Dataset items:

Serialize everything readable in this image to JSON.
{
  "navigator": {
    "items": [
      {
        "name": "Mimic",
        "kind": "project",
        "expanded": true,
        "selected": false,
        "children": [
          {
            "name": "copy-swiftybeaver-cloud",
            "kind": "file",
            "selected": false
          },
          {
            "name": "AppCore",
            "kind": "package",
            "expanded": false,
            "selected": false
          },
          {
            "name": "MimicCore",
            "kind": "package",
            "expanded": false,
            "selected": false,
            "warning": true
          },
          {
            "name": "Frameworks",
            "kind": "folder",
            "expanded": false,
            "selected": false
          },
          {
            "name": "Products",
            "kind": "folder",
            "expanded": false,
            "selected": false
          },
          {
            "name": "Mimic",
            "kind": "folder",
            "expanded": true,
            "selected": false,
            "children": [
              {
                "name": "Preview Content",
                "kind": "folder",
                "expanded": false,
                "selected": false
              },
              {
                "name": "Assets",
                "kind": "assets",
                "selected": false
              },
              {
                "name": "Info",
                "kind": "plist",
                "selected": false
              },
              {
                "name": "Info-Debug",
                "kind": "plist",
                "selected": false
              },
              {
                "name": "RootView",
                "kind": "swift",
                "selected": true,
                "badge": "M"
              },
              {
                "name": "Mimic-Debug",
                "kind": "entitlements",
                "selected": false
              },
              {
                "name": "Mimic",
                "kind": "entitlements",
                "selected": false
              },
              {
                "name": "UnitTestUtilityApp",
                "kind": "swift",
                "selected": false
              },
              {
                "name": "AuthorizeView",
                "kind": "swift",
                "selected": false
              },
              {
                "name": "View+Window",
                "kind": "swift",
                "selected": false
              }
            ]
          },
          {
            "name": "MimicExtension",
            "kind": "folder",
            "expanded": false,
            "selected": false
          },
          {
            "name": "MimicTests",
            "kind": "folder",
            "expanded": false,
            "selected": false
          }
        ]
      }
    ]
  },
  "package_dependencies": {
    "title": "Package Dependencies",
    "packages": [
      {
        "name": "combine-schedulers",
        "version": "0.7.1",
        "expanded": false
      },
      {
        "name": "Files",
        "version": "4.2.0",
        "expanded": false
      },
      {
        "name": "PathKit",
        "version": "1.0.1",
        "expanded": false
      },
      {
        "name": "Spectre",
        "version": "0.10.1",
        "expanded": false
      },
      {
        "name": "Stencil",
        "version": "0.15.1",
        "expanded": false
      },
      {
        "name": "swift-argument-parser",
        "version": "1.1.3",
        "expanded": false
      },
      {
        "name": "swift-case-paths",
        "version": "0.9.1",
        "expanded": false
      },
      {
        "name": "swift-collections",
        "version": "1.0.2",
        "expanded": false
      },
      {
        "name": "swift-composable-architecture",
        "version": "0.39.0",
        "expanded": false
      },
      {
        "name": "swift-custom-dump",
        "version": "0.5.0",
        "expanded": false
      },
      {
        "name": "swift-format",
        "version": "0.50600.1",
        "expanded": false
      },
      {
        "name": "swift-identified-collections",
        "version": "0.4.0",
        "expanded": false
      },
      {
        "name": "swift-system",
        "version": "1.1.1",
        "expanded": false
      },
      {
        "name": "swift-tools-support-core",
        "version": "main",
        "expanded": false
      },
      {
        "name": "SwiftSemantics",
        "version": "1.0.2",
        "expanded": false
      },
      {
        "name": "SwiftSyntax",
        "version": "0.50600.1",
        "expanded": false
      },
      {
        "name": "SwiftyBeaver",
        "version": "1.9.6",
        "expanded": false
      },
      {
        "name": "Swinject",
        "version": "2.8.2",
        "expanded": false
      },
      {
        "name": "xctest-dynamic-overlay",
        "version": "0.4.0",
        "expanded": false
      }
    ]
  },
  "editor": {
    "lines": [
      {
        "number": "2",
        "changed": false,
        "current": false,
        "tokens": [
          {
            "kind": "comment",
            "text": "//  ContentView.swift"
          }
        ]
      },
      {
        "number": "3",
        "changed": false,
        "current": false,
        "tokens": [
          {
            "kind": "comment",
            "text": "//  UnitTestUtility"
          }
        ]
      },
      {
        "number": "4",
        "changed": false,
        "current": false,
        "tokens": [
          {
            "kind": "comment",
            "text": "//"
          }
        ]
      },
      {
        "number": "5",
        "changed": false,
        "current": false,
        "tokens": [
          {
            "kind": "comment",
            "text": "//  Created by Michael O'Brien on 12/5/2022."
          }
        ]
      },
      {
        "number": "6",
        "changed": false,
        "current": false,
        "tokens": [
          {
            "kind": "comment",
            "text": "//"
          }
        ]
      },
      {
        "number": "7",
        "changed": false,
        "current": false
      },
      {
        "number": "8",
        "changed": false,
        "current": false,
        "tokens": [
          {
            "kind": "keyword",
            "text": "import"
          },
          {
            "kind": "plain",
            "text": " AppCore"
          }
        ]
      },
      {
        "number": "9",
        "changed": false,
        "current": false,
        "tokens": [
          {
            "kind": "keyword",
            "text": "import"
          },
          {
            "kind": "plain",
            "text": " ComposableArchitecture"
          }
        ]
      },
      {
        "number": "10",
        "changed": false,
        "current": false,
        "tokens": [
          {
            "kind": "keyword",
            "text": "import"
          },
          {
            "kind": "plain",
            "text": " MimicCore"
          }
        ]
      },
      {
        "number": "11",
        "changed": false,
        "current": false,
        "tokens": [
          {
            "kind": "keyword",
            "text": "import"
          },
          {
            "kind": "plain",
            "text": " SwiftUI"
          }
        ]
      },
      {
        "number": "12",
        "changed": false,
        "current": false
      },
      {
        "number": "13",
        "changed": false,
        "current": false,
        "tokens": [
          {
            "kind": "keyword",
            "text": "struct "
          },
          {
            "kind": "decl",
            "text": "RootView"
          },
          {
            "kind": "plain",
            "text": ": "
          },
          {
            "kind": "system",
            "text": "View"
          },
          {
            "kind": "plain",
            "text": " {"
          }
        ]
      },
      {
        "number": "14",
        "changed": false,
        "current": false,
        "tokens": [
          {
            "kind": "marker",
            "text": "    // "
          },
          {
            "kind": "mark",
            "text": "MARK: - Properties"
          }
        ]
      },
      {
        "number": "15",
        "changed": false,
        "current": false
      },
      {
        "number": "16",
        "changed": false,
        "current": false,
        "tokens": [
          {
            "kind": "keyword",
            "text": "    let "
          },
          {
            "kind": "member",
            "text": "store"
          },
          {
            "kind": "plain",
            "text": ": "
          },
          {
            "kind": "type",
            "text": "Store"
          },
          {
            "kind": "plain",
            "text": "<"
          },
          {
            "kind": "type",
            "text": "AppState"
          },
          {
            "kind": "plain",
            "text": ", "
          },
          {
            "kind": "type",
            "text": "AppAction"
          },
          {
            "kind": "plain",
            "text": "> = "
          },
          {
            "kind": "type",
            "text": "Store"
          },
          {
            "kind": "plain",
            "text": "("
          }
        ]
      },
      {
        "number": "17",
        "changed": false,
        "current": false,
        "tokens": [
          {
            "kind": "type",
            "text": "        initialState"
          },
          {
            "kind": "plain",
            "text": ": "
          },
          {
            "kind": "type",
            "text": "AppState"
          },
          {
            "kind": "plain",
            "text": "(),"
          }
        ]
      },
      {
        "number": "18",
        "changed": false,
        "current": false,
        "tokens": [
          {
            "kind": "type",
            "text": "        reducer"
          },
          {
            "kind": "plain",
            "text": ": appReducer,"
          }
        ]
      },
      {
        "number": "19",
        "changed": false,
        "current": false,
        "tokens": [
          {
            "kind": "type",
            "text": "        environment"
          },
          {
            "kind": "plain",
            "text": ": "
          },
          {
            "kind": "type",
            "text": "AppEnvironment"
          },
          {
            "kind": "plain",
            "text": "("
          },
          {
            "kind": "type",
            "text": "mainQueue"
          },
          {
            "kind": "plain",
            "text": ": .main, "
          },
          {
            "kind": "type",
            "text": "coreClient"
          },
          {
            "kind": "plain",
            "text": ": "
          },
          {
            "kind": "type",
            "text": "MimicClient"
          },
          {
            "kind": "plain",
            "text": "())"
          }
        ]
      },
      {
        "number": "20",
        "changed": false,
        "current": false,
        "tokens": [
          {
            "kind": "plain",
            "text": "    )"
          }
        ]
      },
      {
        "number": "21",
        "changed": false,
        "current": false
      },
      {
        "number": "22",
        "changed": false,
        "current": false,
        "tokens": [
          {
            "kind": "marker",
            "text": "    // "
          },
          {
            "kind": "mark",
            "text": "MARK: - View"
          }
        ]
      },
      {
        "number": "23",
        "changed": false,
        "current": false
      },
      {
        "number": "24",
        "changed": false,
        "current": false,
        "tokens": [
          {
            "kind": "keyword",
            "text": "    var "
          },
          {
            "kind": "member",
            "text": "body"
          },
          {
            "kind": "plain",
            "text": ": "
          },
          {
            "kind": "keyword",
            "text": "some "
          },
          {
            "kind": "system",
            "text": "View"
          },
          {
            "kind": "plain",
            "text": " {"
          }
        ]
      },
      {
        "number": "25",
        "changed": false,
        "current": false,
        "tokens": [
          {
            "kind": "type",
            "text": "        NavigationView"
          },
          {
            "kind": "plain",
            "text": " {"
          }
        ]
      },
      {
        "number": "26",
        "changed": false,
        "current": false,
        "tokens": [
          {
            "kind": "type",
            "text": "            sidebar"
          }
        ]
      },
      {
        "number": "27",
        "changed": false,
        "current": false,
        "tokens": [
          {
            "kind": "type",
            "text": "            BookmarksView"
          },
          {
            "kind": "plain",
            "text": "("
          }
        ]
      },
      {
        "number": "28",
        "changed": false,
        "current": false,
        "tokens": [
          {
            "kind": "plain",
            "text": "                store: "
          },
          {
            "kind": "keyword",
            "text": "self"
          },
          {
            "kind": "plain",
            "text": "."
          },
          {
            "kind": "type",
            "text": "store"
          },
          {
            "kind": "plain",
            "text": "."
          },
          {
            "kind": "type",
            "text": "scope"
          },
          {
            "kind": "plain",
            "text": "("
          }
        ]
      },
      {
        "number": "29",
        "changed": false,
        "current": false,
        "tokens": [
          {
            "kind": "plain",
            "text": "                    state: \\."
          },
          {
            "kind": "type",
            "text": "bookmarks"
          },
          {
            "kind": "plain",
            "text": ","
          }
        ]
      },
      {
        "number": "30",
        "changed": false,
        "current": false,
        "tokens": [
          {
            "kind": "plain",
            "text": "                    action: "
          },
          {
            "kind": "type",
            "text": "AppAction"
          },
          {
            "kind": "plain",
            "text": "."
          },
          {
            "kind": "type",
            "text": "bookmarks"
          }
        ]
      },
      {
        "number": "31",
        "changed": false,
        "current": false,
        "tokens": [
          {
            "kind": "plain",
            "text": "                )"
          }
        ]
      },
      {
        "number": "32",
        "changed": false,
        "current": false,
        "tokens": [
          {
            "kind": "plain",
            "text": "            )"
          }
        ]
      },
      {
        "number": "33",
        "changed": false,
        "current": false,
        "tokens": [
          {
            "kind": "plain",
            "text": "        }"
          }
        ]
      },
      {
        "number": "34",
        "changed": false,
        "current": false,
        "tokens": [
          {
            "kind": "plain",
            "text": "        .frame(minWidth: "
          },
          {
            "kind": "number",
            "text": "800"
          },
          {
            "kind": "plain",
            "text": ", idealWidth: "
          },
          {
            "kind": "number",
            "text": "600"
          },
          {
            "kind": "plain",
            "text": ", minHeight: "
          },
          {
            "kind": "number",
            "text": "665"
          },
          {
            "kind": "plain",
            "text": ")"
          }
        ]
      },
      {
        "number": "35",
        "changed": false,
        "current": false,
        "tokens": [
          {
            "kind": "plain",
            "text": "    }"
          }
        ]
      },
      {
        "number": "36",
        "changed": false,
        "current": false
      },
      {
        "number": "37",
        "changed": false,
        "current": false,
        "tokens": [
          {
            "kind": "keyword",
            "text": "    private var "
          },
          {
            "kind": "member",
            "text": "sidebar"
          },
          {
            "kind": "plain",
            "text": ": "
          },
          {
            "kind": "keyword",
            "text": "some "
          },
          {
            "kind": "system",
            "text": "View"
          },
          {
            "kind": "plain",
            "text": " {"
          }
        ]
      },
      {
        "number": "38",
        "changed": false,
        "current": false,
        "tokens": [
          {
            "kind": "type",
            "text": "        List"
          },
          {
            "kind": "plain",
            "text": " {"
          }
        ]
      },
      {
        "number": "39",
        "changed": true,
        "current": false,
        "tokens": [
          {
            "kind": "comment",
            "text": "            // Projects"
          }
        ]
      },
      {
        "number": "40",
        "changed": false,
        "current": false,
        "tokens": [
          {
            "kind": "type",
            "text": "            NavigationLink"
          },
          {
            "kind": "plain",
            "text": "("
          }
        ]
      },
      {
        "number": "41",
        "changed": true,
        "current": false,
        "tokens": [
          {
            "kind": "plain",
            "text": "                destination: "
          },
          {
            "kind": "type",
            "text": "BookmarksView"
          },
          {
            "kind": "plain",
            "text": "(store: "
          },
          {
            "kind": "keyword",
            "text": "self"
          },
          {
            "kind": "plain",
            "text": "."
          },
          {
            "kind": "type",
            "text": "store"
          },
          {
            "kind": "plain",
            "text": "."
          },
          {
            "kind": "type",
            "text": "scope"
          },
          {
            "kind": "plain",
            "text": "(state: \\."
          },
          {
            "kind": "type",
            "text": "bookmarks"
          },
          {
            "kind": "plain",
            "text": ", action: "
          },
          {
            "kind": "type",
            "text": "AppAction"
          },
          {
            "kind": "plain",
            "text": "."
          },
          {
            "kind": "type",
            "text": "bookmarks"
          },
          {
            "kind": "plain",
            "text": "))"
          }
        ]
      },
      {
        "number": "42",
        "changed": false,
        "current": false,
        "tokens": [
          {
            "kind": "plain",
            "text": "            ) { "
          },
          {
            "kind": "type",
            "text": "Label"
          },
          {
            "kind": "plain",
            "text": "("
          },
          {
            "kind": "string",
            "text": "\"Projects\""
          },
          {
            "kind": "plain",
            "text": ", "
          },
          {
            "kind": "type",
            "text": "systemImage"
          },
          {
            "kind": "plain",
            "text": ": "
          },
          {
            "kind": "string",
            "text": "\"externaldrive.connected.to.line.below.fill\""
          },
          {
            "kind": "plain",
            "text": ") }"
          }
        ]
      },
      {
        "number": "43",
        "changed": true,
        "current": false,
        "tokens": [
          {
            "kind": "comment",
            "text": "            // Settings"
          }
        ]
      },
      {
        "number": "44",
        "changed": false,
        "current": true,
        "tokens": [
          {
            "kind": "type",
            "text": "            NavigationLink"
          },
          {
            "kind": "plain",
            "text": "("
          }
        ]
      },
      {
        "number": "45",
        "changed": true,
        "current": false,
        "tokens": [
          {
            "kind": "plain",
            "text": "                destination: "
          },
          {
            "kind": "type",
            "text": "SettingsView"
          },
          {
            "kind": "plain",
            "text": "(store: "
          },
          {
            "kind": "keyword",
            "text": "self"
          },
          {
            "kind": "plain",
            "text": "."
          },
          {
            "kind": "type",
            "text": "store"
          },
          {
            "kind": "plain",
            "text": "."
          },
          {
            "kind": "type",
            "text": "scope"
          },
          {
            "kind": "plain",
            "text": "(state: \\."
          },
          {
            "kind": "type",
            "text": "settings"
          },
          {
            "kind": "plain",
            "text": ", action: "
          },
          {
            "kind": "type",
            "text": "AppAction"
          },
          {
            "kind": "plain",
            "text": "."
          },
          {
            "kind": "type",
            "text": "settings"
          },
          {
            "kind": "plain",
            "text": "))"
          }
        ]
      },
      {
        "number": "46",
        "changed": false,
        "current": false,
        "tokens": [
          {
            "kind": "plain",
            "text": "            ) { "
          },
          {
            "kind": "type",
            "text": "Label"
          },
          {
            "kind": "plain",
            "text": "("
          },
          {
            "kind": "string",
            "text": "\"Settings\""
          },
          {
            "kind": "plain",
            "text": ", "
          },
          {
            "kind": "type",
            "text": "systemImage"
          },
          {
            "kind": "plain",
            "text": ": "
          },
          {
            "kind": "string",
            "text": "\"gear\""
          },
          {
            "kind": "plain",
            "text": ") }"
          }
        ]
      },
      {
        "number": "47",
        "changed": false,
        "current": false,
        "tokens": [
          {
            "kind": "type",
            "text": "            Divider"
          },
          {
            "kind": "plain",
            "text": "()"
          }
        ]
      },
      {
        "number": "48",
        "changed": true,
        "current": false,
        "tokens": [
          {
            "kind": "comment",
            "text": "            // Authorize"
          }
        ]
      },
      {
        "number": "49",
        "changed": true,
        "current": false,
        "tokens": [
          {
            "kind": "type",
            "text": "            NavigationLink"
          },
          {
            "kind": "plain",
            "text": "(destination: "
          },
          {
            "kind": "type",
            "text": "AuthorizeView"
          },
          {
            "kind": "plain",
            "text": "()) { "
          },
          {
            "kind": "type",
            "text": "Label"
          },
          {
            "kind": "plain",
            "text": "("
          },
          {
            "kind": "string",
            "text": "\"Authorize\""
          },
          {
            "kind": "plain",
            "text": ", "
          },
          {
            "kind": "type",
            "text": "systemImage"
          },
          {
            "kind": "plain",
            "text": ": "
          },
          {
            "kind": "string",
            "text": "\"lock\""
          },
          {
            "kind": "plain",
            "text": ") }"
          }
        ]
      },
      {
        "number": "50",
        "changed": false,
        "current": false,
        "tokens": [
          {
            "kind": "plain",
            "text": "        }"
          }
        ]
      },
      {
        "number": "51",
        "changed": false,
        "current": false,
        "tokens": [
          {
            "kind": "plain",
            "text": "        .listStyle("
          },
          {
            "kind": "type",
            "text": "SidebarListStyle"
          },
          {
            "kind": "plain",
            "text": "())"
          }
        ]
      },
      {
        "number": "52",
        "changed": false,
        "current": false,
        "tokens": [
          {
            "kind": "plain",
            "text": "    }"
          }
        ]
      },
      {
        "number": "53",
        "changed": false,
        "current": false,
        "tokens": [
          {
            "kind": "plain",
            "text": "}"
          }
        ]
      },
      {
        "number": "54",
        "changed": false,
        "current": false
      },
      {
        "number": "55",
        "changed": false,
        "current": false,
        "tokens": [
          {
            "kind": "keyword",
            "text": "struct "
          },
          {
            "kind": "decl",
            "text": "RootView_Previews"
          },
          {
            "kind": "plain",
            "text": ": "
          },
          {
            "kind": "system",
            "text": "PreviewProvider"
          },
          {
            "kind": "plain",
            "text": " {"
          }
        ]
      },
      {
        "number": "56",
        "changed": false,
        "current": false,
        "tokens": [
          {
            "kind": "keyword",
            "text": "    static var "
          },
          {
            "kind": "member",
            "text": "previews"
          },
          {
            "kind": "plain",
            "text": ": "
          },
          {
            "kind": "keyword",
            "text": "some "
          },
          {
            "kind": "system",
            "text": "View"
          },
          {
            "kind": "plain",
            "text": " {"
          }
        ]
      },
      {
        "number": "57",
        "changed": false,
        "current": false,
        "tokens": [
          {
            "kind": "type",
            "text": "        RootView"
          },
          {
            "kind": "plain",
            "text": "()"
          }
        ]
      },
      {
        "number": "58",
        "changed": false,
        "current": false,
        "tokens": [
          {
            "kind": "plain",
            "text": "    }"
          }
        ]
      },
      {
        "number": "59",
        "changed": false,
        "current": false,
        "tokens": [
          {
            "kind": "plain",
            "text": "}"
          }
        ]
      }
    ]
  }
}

Objective: Find how many lines hold the string "BookmarksView", and state that number alone.

The answer: 2